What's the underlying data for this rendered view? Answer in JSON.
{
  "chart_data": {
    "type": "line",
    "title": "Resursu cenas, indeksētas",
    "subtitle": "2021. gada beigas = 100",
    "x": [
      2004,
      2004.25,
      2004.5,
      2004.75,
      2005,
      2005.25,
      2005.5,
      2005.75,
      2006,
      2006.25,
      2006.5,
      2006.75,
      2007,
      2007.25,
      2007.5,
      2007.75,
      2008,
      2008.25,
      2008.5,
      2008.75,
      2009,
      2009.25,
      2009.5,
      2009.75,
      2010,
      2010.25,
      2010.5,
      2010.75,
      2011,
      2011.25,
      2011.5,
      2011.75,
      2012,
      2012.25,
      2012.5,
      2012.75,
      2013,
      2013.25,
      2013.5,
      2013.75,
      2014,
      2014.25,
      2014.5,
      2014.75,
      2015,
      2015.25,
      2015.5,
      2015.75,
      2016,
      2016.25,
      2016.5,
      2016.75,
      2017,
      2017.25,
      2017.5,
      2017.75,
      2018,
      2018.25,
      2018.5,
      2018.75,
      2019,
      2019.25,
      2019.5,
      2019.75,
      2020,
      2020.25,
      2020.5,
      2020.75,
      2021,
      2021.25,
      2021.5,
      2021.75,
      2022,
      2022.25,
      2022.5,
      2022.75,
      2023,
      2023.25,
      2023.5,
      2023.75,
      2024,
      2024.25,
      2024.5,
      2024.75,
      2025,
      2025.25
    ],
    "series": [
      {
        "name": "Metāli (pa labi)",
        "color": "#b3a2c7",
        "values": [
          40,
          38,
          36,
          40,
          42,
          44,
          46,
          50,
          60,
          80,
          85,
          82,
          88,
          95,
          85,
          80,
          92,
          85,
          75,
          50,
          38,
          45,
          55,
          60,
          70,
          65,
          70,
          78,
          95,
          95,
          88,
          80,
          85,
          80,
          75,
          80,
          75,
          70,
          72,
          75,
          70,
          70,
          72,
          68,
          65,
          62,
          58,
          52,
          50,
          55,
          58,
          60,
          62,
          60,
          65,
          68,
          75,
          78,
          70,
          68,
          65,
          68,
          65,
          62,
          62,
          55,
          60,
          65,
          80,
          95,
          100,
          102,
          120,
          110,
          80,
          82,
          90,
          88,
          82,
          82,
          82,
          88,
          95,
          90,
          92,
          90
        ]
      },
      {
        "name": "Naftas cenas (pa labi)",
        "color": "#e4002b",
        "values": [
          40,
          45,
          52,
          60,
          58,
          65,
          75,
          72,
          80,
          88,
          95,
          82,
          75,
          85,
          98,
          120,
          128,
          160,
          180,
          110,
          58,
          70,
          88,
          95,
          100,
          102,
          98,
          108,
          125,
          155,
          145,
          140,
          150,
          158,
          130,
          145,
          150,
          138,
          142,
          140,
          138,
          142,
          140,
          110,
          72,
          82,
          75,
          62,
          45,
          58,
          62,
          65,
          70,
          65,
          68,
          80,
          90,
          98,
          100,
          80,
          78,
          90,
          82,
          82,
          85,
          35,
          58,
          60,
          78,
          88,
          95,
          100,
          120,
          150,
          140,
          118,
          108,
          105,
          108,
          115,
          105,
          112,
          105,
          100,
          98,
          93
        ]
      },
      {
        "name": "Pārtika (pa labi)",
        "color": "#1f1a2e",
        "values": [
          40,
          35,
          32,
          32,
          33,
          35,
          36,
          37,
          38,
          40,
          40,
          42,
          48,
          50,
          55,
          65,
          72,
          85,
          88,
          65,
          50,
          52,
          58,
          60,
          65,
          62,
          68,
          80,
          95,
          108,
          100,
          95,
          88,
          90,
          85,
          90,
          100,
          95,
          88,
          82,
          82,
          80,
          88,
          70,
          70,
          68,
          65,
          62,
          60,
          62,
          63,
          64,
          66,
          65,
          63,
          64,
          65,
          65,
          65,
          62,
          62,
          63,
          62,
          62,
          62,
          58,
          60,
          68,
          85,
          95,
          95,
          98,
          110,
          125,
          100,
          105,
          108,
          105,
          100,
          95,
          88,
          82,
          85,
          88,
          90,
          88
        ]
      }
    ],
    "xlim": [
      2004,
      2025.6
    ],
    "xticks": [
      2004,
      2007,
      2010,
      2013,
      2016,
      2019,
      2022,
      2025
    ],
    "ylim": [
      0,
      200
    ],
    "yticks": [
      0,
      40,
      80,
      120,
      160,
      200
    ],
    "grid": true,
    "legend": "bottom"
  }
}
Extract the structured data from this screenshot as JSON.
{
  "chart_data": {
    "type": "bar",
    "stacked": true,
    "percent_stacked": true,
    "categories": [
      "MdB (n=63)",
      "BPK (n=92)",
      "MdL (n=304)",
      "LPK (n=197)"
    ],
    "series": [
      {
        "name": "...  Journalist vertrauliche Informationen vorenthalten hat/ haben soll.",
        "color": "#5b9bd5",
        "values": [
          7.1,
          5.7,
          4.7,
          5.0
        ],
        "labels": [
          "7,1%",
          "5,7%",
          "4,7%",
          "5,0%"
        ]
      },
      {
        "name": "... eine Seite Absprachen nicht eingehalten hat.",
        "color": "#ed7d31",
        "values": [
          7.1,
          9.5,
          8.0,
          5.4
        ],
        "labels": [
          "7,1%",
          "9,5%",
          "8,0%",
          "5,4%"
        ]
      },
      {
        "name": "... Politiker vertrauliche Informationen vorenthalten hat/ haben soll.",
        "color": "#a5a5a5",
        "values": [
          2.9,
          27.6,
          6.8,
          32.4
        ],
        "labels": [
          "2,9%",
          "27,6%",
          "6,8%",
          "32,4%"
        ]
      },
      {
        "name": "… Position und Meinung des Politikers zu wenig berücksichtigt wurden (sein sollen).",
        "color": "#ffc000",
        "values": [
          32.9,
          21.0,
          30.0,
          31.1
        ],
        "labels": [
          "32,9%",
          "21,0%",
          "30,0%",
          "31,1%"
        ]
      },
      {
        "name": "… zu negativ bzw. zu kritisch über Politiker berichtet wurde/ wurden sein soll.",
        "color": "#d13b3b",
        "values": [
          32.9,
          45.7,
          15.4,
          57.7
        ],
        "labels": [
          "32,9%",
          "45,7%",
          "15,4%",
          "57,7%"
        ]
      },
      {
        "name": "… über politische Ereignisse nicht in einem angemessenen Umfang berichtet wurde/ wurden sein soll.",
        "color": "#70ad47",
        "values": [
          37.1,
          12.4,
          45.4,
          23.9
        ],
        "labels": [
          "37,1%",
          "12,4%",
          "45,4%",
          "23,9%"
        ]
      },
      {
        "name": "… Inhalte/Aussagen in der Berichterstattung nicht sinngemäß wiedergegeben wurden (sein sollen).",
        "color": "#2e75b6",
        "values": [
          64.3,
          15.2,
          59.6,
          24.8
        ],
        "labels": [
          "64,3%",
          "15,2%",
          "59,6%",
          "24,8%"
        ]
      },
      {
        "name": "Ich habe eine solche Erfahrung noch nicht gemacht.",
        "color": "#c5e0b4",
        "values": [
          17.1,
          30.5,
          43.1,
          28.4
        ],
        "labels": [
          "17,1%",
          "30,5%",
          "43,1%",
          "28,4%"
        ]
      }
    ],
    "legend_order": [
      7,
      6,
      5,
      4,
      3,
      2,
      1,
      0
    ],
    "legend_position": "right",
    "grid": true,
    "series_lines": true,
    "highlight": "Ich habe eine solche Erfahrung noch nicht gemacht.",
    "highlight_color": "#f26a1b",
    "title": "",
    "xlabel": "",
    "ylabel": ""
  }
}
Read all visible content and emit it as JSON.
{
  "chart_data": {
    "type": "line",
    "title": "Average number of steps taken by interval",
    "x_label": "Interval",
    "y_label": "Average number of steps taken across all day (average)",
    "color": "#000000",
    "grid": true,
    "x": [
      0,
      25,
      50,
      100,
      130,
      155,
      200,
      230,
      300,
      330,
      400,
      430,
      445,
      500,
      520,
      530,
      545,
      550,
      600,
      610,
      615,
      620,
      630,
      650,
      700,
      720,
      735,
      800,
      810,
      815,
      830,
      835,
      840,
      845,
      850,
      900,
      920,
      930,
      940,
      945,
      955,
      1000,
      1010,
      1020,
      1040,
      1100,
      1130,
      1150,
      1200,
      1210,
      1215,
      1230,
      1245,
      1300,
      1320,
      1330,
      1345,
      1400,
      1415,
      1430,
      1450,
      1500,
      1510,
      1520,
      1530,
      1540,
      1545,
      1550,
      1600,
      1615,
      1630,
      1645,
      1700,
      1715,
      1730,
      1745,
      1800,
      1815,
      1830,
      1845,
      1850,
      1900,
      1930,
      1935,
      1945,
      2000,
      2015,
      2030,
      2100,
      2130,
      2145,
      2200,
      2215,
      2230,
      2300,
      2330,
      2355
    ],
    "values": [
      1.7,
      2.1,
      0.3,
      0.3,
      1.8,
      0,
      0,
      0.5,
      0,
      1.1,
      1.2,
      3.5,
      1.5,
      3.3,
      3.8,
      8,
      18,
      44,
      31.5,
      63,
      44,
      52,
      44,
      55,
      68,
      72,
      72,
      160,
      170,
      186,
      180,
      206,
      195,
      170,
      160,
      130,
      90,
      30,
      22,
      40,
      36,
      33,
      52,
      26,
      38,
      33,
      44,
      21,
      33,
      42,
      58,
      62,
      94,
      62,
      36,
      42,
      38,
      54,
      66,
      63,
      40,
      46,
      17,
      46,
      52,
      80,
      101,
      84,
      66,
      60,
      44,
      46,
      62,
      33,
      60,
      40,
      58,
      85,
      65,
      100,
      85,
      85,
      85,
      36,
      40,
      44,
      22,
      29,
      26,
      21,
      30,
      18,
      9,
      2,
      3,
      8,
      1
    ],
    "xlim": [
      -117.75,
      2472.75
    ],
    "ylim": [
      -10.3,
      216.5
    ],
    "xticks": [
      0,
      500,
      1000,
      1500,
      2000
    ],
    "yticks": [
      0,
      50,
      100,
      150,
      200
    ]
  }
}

Required task >> Where a line of the entries contains the word "steps", copy that line.

Problem solution >>
    "title": "Average number of steps taken by interval",
    "y_label": "Average number of steps taken across all day (average)",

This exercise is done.